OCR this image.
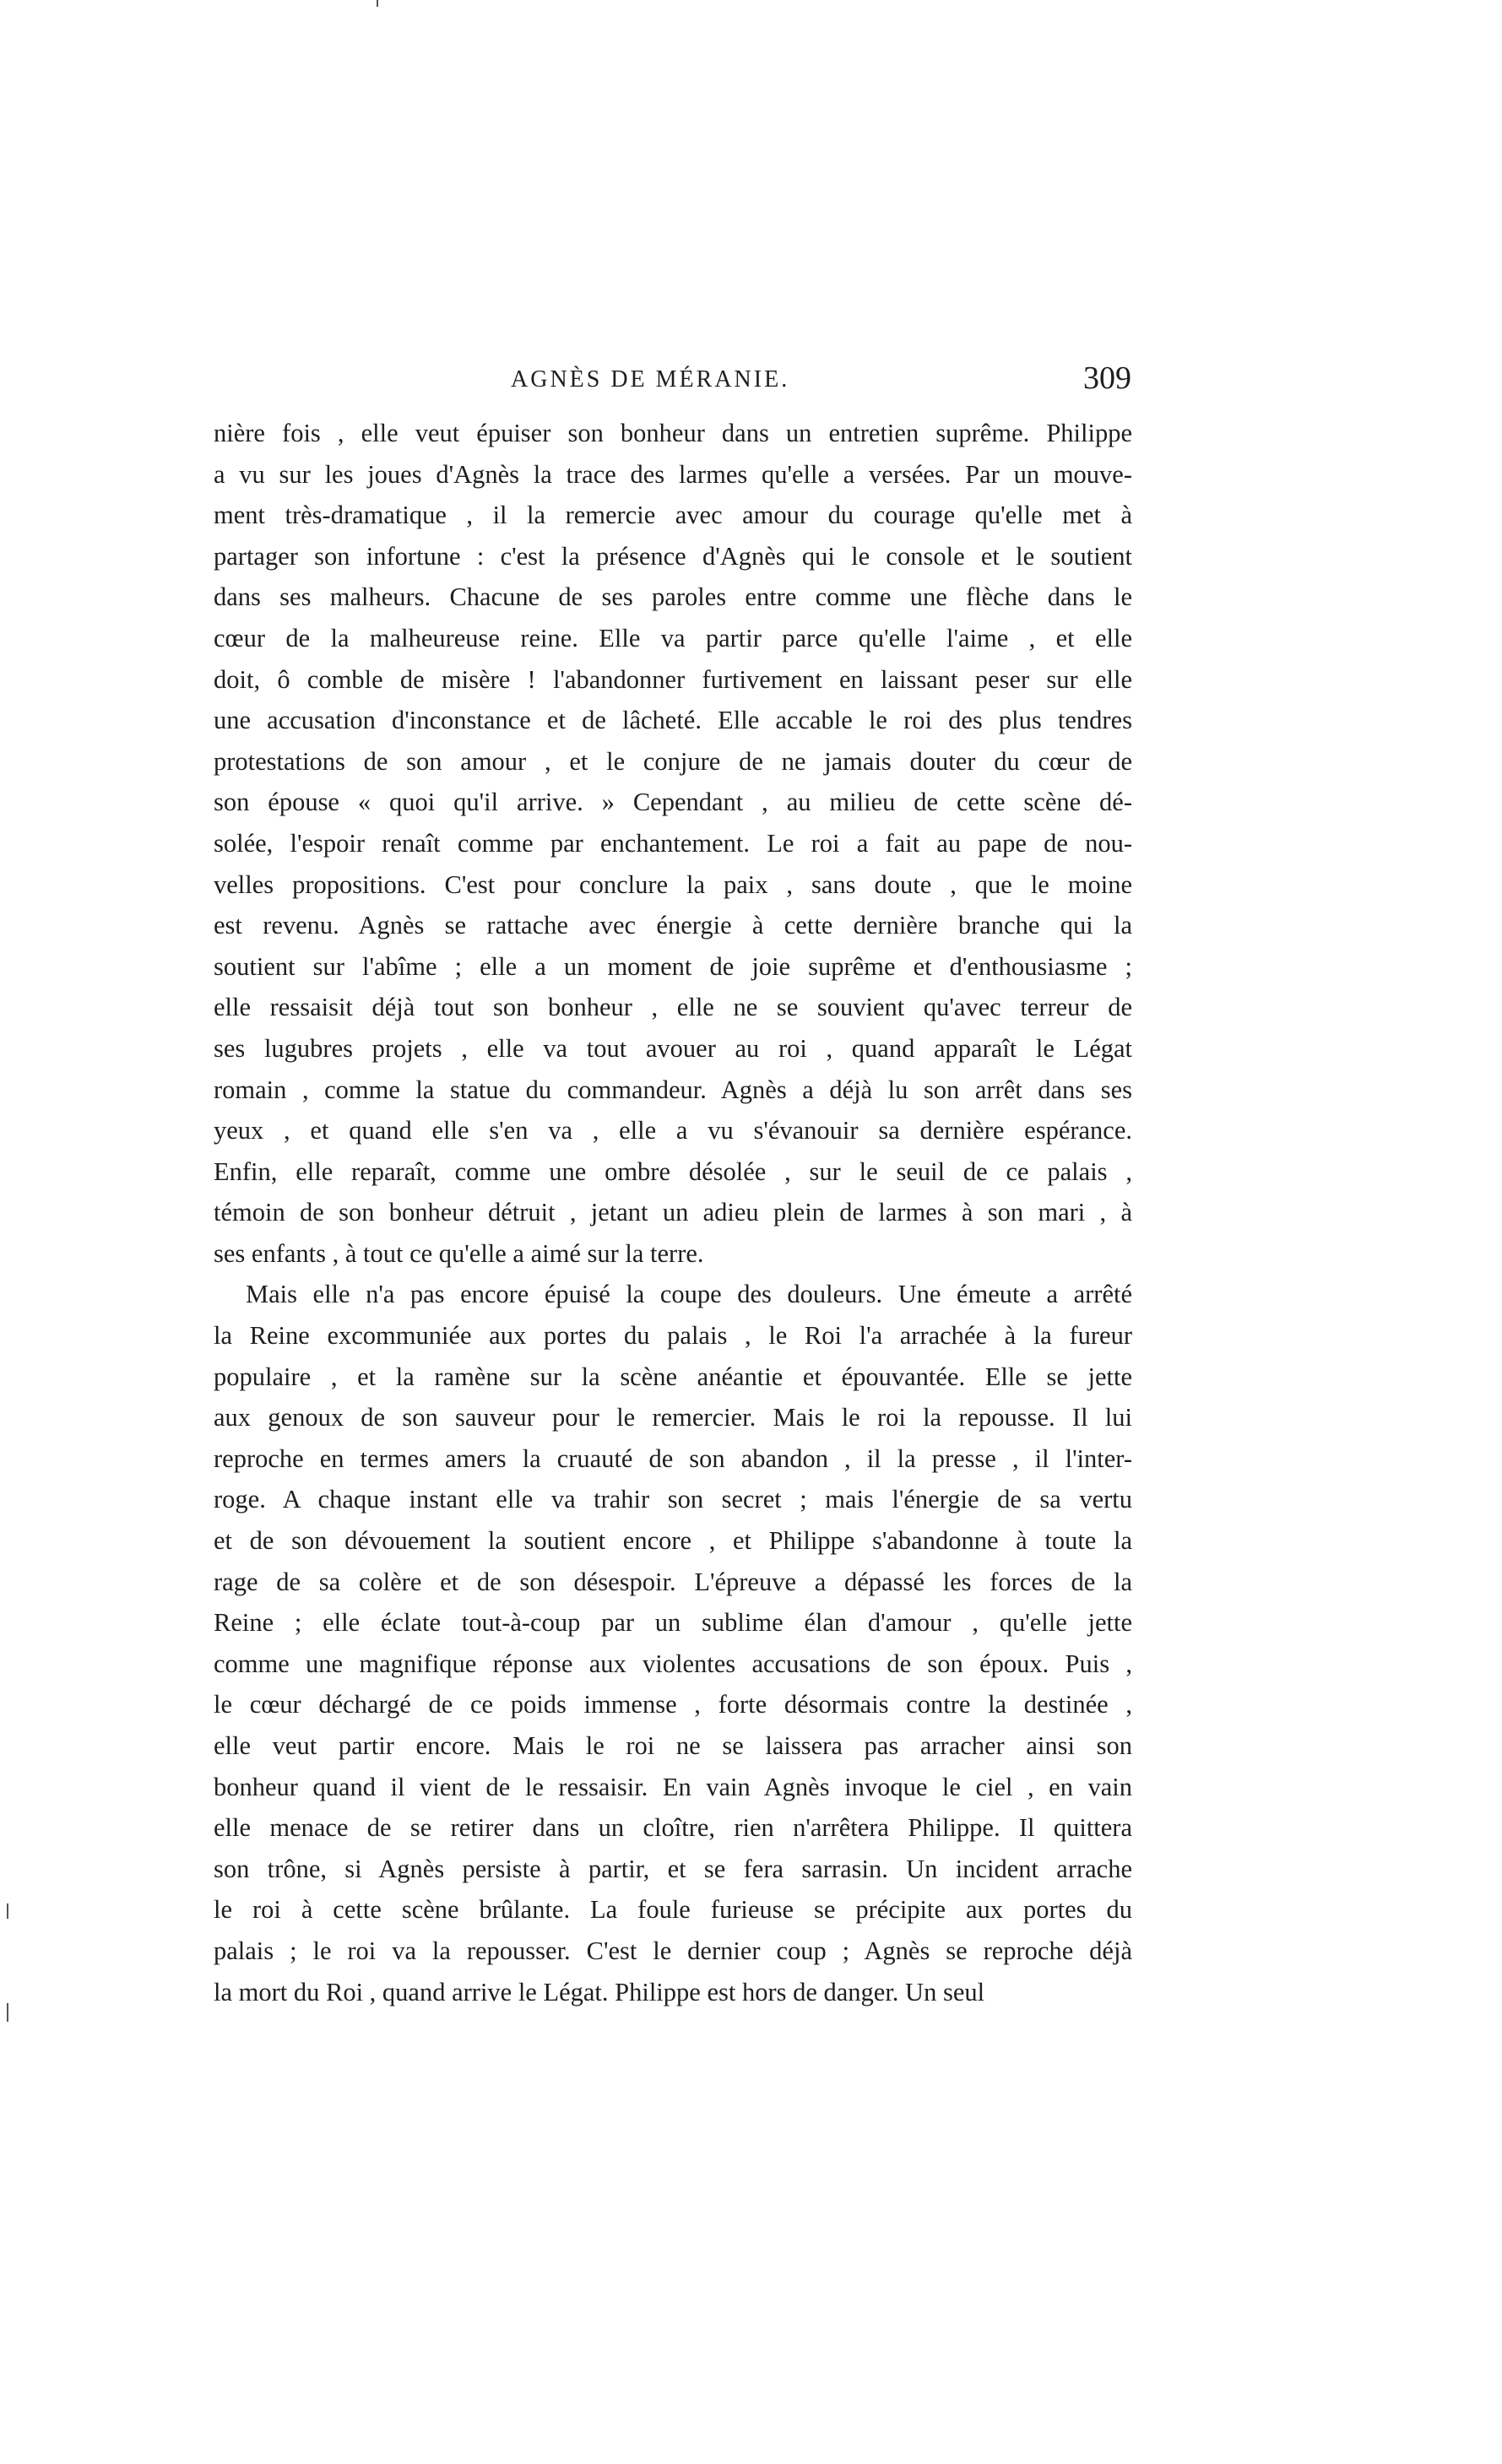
AGNÈS DE MÉRANIE.	309
nière fois , elle veut épuiser son bonheur dans un entretien suprême. Philippe
a vu sur les joues d'Agnès la trace des larmes qu'elle a versées. Par un mouve-
ment très-dramatique , il la remercie avec amour du courage qu'elle met à
partager son infortune : c'est la présence d'Agnès qui le console et le soutient
dans ses malheurs. Chacune de ses paroles entre comme une flèche dans le
cœur de la malheureuse reine. Elle va partir parce qu'elle l'aime , et elle
doit, ô comble de misère ! l'abandonner furtivement en laissant peser sur elle
une accusation d'inconstance et de lâcheté. Elle accable le roi des plus tendres
protestations de son amour , et le conjure de ne jamais douter du cœur de
son épouse « quoi qu'il arrive. » Cependant , au milieu de cette scène dé-
solée, l'espoir renaît comme par enchantement. Le roi a fait au pape de nou-
velles propositions. C'est pour conclure la paix , sans doute , que le moine
est revenu. Agnès se rattache avec énergie à cette dernière branche qui la
soutient sur l'abîme ; elle a un moment de joie suprême et d'enthousiasme ;
elle ressaisit déjà tout son bonheur , elle ne se souvient qu'avec terreur de
ses lugubres projets , elle va tout avouer au roi , quand apparaît le Légat
romain , comme la statue du commandeur. Agnès a déjà lu son arrêt dans ses
yeux , et quand elle s'en va , elle a vu s'évanouir sa dernière espérance.
Enfin, elle reparaît, comme une ombre désolée , sur le seuil de ce palais ,
témoin de son bonheur détruit , jetant un adieu plein de larmes à son mari , à
ses enfants , à tout ce qu'elle a aimé sur la terre.
Mais elle n'a pas encore épuisé la coupe des douleurs. Une émeute a arrêté
la Reine excommuniée aux portes du palais , le Roi l'a arrachée à la fureur
populaire , et la ramène sur la scène anéantie et épouvantée. Elle se jette
aux genoux de son sauveur pour le remercier. Mais le roi la repousse. Il lui
reproche en termes amers la cruauté de son abandon , il la presse , il l'inter-
roge. A chaque instant elle va trahir son secret ; mais l'énergie de sa vertu
et de son dévouement la soutient encore , et Philippe s'abandonne à toute la
rage de sa colère et de son désespoir. L'épreuve a dépassé les forces de la
Reine ; elle éclate tout-à-coup par un sublime élan d'amour , qu'elle jette
comme une magnifique réponse aux violentes accusations de son époux. Puis ,
le cœur déchargé de ce poids immense , forte désormais contre la destinée ,
elle veut partir encore. Mais le roi ne se laissera pas arracher ainsi son
bonheur quand il vient de le ressaisir. En vain Agnès invoque le ciel , en vain
elle menace de se retirer dans un cloître, rien n'arrêtera Philippe. Il quittera
son trône, si Agnès persiste à partir, et se fera sarrasin. Un incident arrache
le roi à cette scène brûlante. La foule furieuse se précipite aux portes du
palais ; le roi va la repousser. C'est le dernier coup ; Agnès se reproche déjà
la mort du Roi , quand arrive le Légat. Philippe est hors de danger. Un seul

+---+

## WORK INSTRUCTIONS
Among the entries, how many lines include the word "déjà"? Answer with a single number and nothing further.

## THE SOLUTION
3